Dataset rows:
↓↓↓

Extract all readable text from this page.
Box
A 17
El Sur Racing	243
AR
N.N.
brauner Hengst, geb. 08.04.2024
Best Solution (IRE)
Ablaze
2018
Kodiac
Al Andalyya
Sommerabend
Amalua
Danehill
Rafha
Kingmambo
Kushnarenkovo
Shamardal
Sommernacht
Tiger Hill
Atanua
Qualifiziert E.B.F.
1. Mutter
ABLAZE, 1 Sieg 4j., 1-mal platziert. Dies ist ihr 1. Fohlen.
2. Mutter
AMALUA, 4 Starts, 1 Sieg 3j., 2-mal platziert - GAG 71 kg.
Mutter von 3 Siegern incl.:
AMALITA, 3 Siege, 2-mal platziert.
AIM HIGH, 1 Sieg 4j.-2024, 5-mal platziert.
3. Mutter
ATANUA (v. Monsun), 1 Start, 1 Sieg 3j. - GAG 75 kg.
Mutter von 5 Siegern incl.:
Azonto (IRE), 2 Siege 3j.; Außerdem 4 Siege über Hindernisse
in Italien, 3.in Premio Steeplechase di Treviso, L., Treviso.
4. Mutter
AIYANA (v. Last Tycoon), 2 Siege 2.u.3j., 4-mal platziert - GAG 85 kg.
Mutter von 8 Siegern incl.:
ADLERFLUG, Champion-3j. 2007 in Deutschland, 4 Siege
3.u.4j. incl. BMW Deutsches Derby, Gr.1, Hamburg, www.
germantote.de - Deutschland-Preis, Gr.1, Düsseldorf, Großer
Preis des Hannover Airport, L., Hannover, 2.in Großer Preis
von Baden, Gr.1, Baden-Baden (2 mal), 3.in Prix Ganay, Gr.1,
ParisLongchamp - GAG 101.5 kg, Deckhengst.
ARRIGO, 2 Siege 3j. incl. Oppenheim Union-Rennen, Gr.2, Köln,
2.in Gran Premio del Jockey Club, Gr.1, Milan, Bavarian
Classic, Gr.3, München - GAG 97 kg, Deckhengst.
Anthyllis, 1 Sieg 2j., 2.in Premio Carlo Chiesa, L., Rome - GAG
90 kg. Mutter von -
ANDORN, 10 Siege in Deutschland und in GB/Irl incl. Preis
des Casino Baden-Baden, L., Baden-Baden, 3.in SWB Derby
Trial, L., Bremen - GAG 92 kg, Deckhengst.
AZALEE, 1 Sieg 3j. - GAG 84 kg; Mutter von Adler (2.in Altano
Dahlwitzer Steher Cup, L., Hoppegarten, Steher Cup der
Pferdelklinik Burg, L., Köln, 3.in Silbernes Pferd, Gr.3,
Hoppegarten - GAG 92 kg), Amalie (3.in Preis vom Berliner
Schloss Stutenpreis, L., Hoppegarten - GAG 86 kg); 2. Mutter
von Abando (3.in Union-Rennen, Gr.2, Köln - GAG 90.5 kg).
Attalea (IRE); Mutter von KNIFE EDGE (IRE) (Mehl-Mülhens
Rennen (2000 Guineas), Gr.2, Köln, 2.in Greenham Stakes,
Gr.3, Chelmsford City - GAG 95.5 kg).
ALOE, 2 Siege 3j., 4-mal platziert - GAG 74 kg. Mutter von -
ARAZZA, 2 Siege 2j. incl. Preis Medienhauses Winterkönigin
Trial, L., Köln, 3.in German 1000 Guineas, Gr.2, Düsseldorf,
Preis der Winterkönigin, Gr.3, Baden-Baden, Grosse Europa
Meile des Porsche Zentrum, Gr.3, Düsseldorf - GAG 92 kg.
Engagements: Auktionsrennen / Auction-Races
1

↑↑↑

WHAT IS NEEDED —
Look through the listing above and count the lines where the string "Guineas" appears. Report the number only.

SOLUTION —
2